[Source data]
________________________________________

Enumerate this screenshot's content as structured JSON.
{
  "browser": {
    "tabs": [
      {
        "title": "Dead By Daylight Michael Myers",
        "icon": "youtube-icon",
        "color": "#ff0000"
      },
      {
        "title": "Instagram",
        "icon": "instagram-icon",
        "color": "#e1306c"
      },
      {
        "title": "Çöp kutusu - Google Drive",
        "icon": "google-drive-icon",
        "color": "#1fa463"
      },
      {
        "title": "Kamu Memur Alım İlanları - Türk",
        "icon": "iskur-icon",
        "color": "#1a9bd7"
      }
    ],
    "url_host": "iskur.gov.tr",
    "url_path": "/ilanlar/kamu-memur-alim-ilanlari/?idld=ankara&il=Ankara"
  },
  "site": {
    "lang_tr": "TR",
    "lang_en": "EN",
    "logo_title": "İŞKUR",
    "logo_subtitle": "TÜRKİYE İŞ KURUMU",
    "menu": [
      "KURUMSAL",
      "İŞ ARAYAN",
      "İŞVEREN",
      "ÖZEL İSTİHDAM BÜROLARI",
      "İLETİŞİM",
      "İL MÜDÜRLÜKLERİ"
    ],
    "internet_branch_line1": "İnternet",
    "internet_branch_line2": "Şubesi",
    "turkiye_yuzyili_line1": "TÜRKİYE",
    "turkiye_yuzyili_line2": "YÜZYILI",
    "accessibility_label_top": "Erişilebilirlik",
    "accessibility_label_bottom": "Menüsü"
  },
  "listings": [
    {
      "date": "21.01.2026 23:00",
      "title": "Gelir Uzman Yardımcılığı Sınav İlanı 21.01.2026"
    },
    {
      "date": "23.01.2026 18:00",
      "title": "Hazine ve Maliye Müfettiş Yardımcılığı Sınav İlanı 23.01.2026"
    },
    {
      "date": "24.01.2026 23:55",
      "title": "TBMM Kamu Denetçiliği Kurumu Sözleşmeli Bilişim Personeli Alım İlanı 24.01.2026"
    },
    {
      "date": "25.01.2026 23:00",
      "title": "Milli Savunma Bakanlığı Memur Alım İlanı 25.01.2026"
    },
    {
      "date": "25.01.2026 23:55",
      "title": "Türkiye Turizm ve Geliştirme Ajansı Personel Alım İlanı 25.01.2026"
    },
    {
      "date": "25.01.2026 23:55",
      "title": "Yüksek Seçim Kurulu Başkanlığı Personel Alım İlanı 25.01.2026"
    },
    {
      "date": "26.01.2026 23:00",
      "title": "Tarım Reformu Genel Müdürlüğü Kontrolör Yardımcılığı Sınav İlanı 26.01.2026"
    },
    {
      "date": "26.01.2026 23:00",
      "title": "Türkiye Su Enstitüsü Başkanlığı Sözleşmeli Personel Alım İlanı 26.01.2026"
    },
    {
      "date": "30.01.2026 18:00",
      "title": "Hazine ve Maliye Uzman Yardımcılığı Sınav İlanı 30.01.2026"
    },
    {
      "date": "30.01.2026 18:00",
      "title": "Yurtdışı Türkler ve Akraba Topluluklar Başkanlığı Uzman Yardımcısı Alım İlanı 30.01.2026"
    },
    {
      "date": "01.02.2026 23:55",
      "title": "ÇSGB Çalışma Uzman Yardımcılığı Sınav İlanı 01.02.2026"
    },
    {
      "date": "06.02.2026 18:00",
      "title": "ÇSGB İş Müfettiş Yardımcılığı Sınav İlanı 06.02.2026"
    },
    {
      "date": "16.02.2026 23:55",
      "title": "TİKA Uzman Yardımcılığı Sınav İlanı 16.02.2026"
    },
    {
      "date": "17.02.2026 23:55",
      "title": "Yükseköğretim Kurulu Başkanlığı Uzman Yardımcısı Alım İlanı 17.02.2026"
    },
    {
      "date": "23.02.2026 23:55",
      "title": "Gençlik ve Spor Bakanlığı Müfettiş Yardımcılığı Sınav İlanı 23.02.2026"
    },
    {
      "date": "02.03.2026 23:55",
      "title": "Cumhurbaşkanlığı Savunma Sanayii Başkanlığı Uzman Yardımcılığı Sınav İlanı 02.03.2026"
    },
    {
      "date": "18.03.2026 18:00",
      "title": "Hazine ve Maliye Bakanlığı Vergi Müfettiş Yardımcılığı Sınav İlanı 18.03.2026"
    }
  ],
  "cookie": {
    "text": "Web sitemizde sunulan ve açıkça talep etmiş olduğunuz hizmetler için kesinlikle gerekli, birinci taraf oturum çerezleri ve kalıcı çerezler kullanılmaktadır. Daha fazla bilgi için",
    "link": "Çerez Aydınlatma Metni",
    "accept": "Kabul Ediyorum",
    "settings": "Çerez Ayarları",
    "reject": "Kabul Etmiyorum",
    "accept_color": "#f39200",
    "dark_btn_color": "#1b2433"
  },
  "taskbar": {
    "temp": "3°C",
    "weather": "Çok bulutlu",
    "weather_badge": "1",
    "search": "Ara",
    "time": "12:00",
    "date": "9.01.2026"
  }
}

________________________________________

Write out the entire listing exactly.

_ANSWER TO THE TASK_
Enumerate this screenshot's content as structured JSON.
{
  "browser": {
    "tabs": [
      {
        "title": "Dead By Daylight Michael Myers",
        "icon": "youtube-icon",
        "color": "#ff0000"
      },
      {
        "title": "Instagram",
        "icon": "instagram-icon",
        "color": "#e1306c"
      },
      {
        "title": "Çöp kutusu - Google Drive",
        "icon": "google-drive-icon",
        "color": "#1fa463"
      },
      {
        "title": "Kamu Memur Alım İlanları - Türk",
        "icon": "iskur-icon",
        "color": "#1a9bd7"
      }
    ],
    "url_host": "iskur.gov.tr",
    "url_path": "/ilanlar/kamu-memur-alim-ilanlari/?idld=ankara&il=Ankara"
  },
  "site": {
    "lang_tr": "TR",
    "lang_en": "EN",
    "logo_title": "İŞKUR",
    "logo_subtitle": "TÜRKİYE İŞ KURUMU",
    "menu": [
      "KURUMSAL",
      "İŞ ARAYAN",
      "İŞVEREN",
      "ÖZEL İSTİHDAM BÜROLARI",
      "İLETİŞİM",
      "İL MÜDÜRLÜKLERİ"
    ],
    "internet_branch_line1": "İnternet",
    "internet_branch_line2": "Şubesi",
    "turkiye_yuzyili_line1": "TÜRKİYE",
    "turkiye_yuzyili_line2": "YÜZYILI",
    "accessibility_label_top": "Erişilebilirlik",
    "accessibility_label_bottom": "Menüsü"
  },
  "listings": [
    {
      "date": "21.01.2026 23:00",
      "title": "Gelir Uzman Yardımcılığı Sınav İlanı 21.01.2026"
    },
    {
      "date": "23.01.2026 18:00",
      "title": "Hazine ve Maliye Müfettiş Yardımcılığı Sınav İlanı 23.01.2026"
    },
    {
      "date": "24.01.2026 23:55",
      "title": "TBMM Kamu Denetçiliği Kurumu Sözleşmeli Bilişim Personeli Alım İlanı 24.01.2026"
    },
    {
      "date": "25.01.2026 23:00",
      "title": "Milli Savunma Bakanlığı Memur Alım İlanı 25.01.2026"
    },
    {
      "date": "25.01.2026 23:55",
      "title": "Türkiye Turizm ve Geliştirme Ajansı Personel Alım İlanı 25.01.2026"
    },
    {
      "date": "25.01.2026 23:55",
      "title": "Yüksek Seçim Kurulu Başkanlığı Personel Alım İlanı 25.01.2026"
    },
    {
      "date": "26.01.2026 23:00",
      "title": "Tarım Reformu Genel Müdürlüğü Kontrolör Yardımcılığı Sınav İlanı 26.01.2026"
    },
    {
      "date": "26.01.2026 23:00",
      "title": "Türkiye Su Enstitüsü Başkanlığı Sözleşmeli Personel Alım İlanı 26.01.2026"
    },
    {
      "date": "30.01.2026 18:00",
      "title": "Hazine ve Maliye Uzman Yardımcılığı Sınav İlanı 30.01.2026"
    },
    {
      "date": "30.01.2026 18:00",
      "title": "Yurtdışı Türkler ve Akraba Topluluklar Başkanlığı Uzman Yardımcısı Alım İlanı 30.01.2026"
    },
    {
      "date": "01.02.2026 23:55",
      "title": "ÇSGB Çalışma Uzman Yardımcılığı Sınav İlanı 01.02.2026"
    },
    {
      "date": "06.02.2026 18:00",
      "title": "ÇSGB İş Müfettiş Yardımcılığı Sınav İlanı 06.02.2026"
    },
    {
      "date": "16.02.2026 23:55",
      "title": "TİKA Uzman Yardımcılığı Sınav İlanı 16.02.2026"
    },
    {
      "date": "17.02.2026 23:55",
      "title": "Yükseköğretim Kurulu Başkanlığı Uzman Yardımcısı Alım İlanı 17.02.2026"
    },
    {
      "date": "23.02.2026 23:55",
      "title": "Gençlik ve Spor Bakanlığı Müfettiş Yardımcılığı Sınav İlanı 23.02.2026"
    },
    {
      "date": "02.03.2026 23:55",
      "title": "Cumhurbaşkanlığı Savunma Sanayii Başkanlığı Uzman Yardımcılığı Sınav İlanı 02.03.2026"
    },
    {
      "date": "18.03.2026 18:00",
      "title": "Hazine ve Maliye Bakanlığı Vergi Müfettiş Yardımcılığı Sınav İlanı 18.03.2026"
    }
  ],
  "cookie": {
    "text": "Web sitemizde sunulan ve açıkça talep etmiş olduğunuz hizmetler için kesinlikle gerekli, birinci taraf oturum çerezleri ve kalıcı çerezler kullanılmaktadır. Daha fazla bilgi için",
    "link": "Çerez Aydınlatma Metni",
    "accept": "Kabul Ediyorum",
    "settings": "Çerez Ayarları",
    "reject": "Kabul Etmiyorum",
    "accept_color": "#f39200",
    "dark_btn_color": "#1b2433"
  },
  "taskbar": {
    "temp": "3°C",
    "weather": "Çok bulutlu",
    "weather_badge": "1",
    "search": "Ara",
    "time": "12:00",
    "date": "9.01.2026"
  }
}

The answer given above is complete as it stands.